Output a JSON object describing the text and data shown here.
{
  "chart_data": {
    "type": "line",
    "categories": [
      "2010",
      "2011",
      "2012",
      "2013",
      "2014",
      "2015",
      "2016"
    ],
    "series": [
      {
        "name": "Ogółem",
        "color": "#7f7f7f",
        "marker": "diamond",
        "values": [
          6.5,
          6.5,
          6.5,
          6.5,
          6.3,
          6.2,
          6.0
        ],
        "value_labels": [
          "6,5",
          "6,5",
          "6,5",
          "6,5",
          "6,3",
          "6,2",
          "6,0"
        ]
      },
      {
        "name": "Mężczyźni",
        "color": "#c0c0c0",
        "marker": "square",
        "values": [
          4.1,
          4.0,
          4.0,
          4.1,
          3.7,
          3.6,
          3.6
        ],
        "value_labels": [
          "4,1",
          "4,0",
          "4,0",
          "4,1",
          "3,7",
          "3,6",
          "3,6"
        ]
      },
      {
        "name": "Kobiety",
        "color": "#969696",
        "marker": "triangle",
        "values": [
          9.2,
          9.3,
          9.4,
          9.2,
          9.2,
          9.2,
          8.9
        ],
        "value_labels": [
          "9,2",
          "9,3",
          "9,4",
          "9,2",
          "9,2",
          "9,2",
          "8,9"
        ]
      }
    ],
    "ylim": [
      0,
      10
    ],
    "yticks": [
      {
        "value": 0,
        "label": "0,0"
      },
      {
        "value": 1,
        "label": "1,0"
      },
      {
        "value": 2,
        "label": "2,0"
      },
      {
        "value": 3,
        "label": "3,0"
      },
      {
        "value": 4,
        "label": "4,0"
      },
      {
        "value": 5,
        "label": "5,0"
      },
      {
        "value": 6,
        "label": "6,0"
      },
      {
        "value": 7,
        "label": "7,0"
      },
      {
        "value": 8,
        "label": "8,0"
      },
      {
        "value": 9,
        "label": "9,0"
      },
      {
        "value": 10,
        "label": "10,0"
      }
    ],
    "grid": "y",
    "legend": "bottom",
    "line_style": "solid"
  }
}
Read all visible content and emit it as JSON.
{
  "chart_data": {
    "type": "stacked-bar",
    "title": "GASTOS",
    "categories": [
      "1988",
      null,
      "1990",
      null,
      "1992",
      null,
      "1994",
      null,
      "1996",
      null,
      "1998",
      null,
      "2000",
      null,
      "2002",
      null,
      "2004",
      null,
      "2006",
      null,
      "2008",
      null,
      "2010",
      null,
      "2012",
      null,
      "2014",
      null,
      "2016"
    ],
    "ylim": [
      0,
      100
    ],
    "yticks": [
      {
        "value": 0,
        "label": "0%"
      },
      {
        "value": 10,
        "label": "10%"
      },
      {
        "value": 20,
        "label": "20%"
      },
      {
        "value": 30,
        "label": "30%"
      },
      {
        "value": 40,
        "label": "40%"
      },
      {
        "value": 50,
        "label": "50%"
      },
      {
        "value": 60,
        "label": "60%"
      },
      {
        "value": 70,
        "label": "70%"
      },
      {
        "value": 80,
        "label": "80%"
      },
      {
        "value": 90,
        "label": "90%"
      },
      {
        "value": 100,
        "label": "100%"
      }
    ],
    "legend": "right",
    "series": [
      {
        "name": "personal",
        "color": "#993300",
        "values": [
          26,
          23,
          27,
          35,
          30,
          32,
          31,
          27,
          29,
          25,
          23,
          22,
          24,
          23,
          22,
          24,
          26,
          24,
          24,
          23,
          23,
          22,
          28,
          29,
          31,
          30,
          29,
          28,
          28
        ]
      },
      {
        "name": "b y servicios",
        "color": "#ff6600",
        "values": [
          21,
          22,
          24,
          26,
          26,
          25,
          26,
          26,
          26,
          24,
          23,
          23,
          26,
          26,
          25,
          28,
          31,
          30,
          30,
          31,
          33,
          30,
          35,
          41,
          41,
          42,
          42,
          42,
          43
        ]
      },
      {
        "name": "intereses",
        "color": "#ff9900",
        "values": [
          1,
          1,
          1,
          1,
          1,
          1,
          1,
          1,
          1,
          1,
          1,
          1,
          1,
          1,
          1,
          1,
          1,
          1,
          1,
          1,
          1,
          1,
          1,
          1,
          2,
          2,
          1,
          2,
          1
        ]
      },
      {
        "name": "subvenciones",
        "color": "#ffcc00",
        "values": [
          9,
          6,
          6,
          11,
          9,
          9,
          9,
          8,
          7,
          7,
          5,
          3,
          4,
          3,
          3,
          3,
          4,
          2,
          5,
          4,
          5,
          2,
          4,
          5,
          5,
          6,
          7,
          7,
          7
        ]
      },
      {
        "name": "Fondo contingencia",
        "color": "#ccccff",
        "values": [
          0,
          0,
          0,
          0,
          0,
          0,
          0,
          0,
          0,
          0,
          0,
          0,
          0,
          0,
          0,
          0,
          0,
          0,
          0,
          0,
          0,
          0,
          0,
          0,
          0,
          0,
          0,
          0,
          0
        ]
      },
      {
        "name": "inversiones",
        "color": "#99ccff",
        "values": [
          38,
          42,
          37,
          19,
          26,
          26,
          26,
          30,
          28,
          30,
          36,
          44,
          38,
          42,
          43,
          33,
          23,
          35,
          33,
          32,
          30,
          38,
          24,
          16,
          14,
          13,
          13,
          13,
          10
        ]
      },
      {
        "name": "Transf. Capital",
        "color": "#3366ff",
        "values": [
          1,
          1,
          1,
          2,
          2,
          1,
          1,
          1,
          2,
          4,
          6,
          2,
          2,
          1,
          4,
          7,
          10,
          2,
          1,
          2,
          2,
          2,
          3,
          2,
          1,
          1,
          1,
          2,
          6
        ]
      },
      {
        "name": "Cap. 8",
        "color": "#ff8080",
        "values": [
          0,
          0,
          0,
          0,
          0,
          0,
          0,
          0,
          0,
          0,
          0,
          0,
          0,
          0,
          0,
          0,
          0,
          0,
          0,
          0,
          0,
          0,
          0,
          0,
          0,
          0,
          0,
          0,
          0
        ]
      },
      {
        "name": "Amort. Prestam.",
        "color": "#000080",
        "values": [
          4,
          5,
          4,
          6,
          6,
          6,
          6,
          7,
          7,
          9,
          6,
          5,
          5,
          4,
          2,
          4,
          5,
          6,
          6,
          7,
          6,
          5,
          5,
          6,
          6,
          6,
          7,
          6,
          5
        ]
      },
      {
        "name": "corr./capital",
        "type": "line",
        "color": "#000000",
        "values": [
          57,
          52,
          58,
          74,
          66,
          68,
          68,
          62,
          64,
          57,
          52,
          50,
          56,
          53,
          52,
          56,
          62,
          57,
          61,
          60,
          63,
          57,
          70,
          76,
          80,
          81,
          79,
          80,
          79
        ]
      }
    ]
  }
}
###
Restate each record word for word.

Output a JSON object describing the text and data shown here.
{
  "chart_data": {
    "type": "line",
    "categories": [
      "2010",
      "2011",
      "2012",
      "2013",
      "2014",
      "2015",
      "2016"
    ],
    "series": [
      {
        "name": "Ogółem",
        "color": "#7f7f7f",
        "marker": "diamond",
        "values": [
          6.5,
          6.5,
          6.5,
          6.5,
          6.3,
          6.2,
          6.0
        ],
        "value_labels": [
          "6,5",
          "6,5",
          "6,5",
          "6,5",
          "6,3",
          "6,2",
          "6,0"
        ]
      },
      {
        "name": "Mężczyźni",
        "color": "#c0c0c0",
        "marker": "square",
        "values": [
          4.1,
          4.0,
          4.0,
          4.1,
          3.7,
          3.6,
          3.6
        ],
        "value_labels": [
          "4,1",
          "4,0",
          "4,0",
          "4,1",
          "3,7",
          "3,6",
          "3,6"
        ]
      },
      {
        "name": "Kobiety",
        "color": "#969696",
        "marker": "triangle",
        "values": [
          9.2,
          9.3,
          9.4,
          9.2,
          9.2,
          9.2,
          8.9
        ],
        "value_labels": [
          "9,2",
          "9,3",
          "9,4",
          "9,2",
          "9,2",
          "9,2",
          "8,9"
        ]
      }
    ],
    "ylim": [
      0,
      10
    ],
    "yticks": [
      {
        "value": 0,
        "label": "0,0"
      },
      {
        "value": 1,
        "label": "1,0"
      },
      {
        "value": 2,
        "label": "2,0"
      },
      {
        "value": 3,
        "label": "3,0"
      },
      {
        "value": 4,
        "label": "4,0"
      },
      {
        "value": 5,
        "label": "5,0"
      },
      {
        "value": 6,
        "label": "6,0"
      },
      {
        "value": 7,
        "label": "7,0"
      },
      {
        "value": 8,
        "label": "8,0"
      },
      {
        "value": 9,
        "label": "9,0"
      },
      {
        "value": 10,
        "label": "10,0"
      }
    ],
    "grid": "y",
    "legend": "bottom",
    "line_style": "solid"
  }
}
Read all visible content and emit it as JSON.
{
  "chart_data": {
    "type": "stacked-bar",
    "title": "GASTOS",
    "categories": [
      "1988",
      null,
      "1990",
      null,
      "1992",
      null,
      "1994",
      null,
      "1996",
      null,
      "1998",
      null,
      "2000",
      null,
      "2002",
      null,
      "2004",
      null,
      "2006",
      null,
      "2008",
      null,
      "2010",
      null,
      "2012",
      null,
      "2014",
      null,
      "2016"
    ],
    "ylim": [
      0,
      100
    ],
    "yticks": [
      {
        "value": 0,
        "label": "0%"
      },
      {
        "value": 10,
        "label": "10%"
      },
      {
        "value": 20,
        "label": "20%"
      },
      {
        "value": 30,
        "label": "30%"
      },
      {
        "value": 40,
        "label": "40%"
      },
      {
        "value": 50,
        "label": "50%"
      },
      {
        "value": 60,
        "label": "60%"
      },
      {
        "value": 70,
        "label": "70%"
      },
      {
        "value": 80,
        "label": "80%"
      },
      {
        "value": 90,
        "label": "90%"
      },
      {
        "value": 100,
        "label": "100%"
      }
    ],
    "legend": "right",
    "series": [
      {
        "name": "personal",
        "color": "#993300",
        "values": [
          26,
          23,
          27,
          35,
          30,
          32,
          31,
          27,
          29,
          25,
          23,
          22,
          24,
          23,
          22,
          24,
          26,
          24,
          24,
          23,
          23,
          22,
          28,
          29,
          31,
          30,
          29,
          28,
          28
        ]
      },
      {
        "name": "b y servicios",
        "color": "#ff6600",
        "values": [
          21,
          22,
          24,
          26,
          26,
          25,
          26,
          26,
          26,
          24,
          23,
          23,
          26,
          26,
          25,
          28,
          31,
          30,
          30,
          31,
          33,
          30,
          35,
          41,
          41,
          42,
          42,
          42,
          43
        ]
      },
      {
        "name": "intereses",
        "color": "#ff9900",
        "values": [
          1,
          1,
          1,
          1,
          1,
          1,
          1,
          1,
          1,
          1,
          1,
          1,
          1,
          1,
          1,
          1,
          1,
          1,
          1,
          1,
          1,
          1,
          1,
          1,
          2,
          2,
          1,
          2,
          1
        ]
      },
      {
        "name": "subvenciones",
        "color": "#ffcc00",
        "values": [
          9,
          6,
          6,
          11,
          9,
          9,
          9,
          8,
          7,
          7,
          5,
          3,
          4,
          3,
          3,
          3,
          4,
          2,
          5,
          4,
          5,
          2,
          4,
          5,
          5,
          6,
          7,
          7,
          7
        ]
      },
      {
        "name": "Fondo contingencia",
        "color": "#ccccff",
        "values": [
          0,
          0,
          0,
          0,
          0,
          0,
          0,
          0,
          0,
          0,
          0,
          0,
          0,
          0,
          0,
          0,
          0,
          0,
          0,
          0,
          0,
          0,
          0,
          0,
          0,
          0,
          0,
          0,
          0
        ]
      },
      {
        "name": "inversiones",
        "color": "#99ccff",
        "values": [
          38,
          42,
          37,
          19,
          26,
          26,
          26,
          30,
          28,
          30,
          36,
          44,
          38,
          42,
          43,
          33,
          23,
          35,
          33,
          32,
          30,
          38,
          24,
          16,
          14,
          13,
          13,
          13,
          10
        ]
      },
      {
        "name": "Transf. Capital",
        "color": "#3366ff",
        "values": [
          1,
          1,
          1,
          2,
          2,
          1,
          1,
          1,
          2,
          4,
          6,
          2,
          2,
          1,
          4,
          7,
          10,
          2,
          1,
          2,
          2,
          2,
          3,
          2,
          1,
          1,
          1,
          2,
          6
        ]
      },
      {
        "name": "Cap. 8",
        "color": "#ff8080",
        "values": [
          0,
          0,
          0,
          0,
          0,
          0,
          0,
          0,
          0,
          0,
          0,
          0,
          0,
          0,
          0,
          0,
          0,
          0,
          0,
          0,
          0,
          0,
          0,
          0,
          0,
          0,
          0,
          0,
          0
        ]
      },
      {
        "name": "Amort. Prestam.",
        "color": "#000080",
        "values": [
          4,
          5,
          4,
          6,
          6,
          6,
          6,
          7,
          7,
          9,
          6,
          5,
          5,
          4,
          2,
          4,
          5,
          6,
          6,
          7,
          6,
          5,
          5,
          6,
          6,
          6,
          7,
          6,
          5
        ]
      },
      {
        "name": "corr./capital",
        "type": "line",
        "color": "#000000",
        "values": [
          57,
          52,
          58,
          74,
          66,
          68,
          68,
          62,
          64,
          57,
          52,
          50,
          56,
          53,
          52,
          56,
          62,
          57,
          61,
          60,
          63,
          57,
          70,
          76,
          80,
          81,
          79,
          80,
          79
        ]
      }
    ]
  }
}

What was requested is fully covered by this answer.